◆ Stored data ◆
'''

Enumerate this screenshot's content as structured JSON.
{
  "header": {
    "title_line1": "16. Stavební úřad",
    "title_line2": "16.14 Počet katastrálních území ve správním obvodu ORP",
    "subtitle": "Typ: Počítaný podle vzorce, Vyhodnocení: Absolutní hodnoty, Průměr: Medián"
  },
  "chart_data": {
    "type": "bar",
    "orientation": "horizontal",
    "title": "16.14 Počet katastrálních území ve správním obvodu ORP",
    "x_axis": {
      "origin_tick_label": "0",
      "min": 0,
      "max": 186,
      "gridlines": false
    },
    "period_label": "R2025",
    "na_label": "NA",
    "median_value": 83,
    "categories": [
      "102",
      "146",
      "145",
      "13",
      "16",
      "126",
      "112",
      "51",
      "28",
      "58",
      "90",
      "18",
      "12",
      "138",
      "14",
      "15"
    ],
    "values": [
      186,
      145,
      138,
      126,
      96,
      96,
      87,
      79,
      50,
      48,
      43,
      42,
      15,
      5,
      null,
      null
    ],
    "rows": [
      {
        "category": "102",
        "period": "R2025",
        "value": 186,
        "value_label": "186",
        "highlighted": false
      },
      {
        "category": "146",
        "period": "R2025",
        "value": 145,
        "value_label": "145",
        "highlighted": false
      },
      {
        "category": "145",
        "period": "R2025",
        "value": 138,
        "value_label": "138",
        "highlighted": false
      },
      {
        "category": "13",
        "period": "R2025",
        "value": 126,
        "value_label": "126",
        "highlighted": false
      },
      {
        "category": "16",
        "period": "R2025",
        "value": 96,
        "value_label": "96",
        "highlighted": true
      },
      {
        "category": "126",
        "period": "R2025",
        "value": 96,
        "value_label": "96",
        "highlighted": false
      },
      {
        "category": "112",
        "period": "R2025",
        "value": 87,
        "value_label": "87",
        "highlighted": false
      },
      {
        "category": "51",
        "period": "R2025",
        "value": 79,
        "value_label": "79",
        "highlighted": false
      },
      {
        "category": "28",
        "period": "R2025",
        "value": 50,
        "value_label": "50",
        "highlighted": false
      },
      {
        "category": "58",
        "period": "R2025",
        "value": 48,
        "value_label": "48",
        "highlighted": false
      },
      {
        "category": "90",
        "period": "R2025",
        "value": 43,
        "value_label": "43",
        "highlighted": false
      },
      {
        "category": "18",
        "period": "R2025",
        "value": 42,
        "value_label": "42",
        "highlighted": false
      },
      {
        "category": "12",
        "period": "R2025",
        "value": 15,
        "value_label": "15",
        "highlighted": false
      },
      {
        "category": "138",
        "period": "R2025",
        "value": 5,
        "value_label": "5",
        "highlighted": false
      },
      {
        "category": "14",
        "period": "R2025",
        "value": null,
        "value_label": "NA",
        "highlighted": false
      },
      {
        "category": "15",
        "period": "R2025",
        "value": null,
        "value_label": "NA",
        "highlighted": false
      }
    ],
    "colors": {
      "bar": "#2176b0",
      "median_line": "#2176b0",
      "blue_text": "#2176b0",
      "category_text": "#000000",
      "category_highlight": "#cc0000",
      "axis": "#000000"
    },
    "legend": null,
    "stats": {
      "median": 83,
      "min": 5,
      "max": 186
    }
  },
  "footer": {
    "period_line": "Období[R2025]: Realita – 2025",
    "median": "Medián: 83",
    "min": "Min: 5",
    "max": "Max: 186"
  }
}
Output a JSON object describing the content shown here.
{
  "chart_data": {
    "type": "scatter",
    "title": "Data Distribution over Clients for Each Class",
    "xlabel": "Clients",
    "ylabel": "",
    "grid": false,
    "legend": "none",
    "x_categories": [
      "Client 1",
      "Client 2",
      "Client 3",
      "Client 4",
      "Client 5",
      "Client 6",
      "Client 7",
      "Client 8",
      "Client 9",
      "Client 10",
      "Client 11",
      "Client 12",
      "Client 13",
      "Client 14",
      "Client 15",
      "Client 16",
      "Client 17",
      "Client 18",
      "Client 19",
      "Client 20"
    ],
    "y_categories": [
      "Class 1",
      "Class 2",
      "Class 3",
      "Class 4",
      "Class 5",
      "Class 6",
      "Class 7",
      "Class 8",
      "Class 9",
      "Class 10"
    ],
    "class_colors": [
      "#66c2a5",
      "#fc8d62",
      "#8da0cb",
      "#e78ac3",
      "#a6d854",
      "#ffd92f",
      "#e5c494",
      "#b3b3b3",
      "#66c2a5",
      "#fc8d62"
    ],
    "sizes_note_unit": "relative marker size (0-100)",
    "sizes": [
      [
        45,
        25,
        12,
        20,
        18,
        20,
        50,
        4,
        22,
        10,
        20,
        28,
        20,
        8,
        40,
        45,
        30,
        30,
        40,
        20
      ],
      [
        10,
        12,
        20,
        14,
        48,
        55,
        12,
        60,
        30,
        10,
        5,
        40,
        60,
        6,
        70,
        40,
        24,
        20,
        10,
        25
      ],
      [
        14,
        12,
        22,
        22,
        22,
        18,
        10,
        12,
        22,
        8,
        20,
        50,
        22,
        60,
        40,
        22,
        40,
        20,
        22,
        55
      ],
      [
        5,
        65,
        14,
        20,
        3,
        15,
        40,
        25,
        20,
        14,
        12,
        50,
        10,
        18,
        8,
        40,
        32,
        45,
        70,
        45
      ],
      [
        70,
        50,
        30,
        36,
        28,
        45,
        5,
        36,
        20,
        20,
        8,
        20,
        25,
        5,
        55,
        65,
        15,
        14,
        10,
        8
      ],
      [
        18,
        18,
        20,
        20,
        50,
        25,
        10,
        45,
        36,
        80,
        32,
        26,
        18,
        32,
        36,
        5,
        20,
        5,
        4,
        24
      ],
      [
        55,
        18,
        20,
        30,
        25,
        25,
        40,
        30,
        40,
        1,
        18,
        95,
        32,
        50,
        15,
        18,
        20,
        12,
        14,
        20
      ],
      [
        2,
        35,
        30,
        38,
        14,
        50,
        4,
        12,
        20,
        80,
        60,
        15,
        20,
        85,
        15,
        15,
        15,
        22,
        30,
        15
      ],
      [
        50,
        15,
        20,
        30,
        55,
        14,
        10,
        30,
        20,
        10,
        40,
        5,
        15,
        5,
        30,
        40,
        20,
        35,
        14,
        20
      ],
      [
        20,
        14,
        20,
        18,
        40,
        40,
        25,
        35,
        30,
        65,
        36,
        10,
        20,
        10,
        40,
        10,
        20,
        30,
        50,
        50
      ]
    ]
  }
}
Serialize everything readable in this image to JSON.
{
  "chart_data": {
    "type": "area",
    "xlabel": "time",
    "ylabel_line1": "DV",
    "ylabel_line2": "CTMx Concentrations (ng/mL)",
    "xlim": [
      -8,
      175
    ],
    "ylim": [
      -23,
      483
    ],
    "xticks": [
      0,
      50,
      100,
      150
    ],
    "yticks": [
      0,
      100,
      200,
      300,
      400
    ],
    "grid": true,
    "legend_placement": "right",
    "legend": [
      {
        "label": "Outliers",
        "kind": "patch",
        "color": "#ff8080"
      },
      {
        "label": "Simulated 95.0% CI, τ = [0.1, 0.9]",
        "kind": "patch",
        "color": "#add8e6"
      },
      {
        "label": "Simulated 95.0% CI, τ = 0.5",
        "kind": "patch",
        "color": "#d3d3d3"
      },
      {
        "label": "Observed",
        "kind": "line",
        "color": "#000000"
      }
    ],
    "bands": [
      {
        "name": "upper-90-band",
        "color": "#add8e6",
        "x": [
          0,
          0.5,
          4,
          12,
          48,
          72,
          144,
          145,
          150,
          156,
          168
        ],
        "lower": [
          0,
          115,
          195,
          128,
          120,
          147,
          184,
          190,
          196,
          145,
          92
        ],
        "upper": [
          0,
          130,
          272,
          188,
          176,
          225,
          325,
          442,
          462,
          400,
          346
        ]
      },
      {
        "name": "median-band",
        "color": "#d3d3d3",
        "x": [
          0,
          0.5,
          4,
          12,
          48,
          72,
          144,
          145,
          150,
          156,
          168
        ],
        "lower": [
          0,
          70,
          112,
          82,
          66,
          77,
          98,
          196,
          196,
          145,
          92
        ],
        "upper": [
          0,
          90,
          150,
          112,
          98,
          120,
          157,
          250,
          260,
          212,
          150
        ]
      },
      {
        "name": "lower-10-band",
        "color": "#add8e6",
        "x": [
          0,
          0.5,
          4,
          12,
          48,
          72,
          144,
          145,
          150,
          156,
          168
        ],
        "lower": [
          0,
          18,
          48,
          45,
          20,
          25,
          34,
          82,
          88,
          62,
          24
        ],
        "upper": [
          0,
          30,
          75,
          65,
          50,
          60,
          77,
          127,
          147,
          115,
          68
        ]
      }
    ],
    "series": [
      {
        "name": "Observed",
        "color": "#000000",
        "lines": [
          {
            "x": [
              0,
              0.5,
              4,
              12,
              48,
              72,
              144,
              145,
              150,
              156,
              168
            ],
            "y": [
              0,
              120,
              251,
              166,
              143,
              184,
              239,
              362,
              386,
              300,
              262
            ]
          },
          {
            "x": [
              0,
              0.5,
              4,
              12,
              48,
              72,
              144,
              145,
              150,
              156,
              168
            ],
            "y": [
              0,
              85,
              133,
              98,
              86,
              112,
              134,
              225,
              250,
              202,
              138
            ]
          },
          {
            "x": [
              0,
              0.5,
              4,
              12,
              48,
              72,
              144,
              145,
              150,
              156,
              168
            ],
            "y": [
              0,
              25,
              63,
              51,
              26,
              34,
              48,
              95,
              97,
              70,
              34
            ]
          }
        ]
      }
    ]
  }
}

'''

Each line in the listing above either holds the string "území" or does not; state how many do, giving the number only.

2